The task: Pick out each line of the records in which the word "Hartmann" appears.

---

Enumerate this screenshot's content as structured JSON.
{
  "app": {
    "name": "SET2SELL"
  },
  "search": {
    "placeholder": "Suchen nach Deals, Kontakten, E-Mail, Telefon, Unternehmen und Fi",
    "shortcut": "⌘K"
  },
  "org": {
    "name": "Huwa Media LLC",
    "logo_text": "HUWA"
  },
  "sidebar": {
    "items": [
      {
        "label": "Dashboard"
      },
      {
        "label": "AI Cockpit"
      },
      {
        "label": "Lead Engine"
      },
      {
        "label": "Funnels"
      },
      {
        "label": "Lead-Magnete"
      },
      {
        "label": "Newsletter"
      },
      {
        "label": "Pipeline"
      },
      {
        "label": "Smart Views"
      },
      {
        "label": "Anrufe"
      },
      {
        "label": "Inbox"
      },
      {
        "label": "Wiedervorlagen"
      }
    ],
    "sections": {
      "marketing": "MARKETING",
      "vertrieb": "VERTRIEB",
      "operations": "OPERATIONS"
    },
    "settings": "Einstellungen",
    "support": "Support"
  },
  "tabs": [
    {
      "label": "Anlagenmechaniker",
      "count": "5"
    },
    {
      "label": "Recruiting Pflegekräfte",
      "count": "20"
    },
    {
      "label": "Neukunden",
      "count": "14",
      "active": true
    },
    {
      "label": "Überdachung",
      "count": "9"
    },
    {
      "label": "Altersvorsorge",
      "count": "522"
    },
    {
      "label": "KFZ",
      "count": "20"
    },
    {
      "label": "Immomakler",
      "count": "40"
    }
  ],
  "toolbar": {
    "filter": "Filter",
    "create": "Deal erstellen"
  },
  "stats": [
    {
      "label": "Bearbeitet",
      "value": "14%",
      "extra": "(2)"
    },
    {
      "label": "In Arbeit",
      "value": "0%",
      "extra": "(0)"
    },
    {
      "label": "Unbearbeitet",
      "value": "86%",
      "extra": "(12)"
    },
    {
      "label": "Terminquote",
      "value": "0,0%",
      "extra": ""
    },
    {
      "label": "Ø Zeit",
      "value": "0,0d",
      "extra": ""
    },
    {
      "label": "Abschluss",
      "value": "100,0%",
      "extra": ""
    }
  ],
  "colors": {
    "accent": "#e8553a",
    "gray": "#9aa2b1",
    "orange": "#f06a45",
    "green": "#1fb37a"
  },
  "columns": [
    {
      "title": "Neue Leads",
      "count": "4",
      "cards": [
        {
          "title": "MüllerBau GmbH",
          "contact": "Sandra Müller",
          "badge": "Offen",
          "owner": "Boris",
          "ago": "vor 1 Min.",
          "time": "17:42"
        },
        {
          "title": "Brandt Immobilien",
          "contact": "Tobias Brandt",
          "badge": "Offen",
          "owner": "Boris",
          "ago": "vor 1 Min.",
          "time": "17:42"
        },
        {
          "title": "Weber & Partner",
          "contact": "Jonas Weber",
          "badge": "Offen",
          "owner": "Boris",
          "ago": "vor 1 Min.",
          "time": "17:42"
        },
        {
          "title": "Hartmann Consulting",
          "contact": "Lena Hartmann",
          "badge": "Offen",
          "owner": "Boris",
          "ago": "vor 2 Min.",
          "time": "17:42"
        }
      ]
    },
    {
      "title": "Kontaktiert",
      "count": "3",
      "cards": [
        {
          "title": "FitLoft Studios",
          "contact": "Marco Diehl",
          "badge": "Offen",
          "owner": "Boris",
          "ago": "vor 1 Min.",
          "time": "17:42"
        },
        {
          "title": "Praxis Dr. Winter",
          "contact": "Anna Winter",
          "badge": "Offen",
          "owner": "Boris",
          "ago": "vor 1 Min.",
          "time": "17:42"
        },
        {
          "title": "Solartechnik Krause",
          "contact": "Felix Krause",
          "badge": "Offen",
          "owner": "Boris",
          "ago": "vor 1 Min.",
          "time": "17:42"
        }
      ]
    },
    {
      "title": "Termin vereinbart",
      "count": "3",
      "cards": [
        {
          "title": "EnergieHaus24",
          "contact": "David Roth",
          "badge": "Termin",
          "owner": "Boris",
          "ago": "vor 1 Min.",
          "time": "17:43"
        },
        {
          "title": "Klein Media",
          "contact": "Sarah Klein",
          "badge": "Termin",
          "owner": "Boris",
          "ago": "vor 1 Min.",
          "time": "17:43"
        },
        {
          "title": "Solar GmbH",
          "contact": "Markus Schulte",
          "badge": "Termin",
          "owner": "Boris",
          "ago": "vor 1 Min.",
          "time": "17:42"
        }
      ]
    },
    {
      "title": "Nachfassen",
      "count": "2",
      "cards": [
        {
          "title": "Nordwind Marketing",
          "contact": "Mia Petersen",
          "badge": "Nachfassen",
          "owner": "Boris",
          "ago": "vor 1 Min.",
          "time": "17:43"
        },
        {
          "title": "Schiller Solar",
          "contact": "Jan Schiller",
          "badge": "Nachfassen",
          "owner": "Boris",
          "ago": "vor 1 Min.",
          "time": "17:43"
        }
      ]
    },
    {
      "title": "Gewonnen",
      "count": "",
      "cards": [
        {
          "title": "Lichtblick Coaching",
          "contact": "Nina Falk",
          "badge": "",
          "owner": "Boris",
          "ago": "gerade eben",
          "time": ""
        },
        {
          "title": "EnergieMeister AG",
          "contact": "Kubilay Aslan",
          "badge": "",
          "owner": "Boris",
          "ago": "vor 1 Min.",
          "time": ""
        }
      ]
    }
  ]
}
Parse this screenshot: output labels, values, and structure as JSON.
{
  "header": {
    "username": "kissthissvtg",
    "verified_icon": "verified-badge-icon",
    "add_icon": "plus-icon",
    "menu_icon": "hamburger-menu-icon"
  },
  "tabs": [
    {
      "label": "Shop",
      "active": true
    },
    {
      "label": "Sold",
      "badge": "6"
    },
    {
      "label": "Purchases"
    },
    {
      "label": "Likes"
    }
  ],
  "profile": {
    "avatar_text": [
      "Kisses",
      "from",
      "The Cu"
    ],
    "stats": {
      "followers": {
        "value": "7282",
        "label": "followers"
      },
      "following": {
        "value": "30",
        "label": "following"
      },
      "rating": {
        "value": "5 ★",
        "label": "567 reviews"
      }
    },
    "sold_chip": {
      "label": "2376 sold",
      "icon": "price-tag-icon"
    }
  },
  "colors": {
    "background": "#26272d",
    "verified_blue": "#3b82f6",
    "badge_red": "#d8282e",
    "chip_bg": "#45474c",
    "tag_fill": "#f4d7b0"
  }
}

---

Correct answer:
          "title": "Hartmann Consulting",
          "contact": "Lena Hartmann",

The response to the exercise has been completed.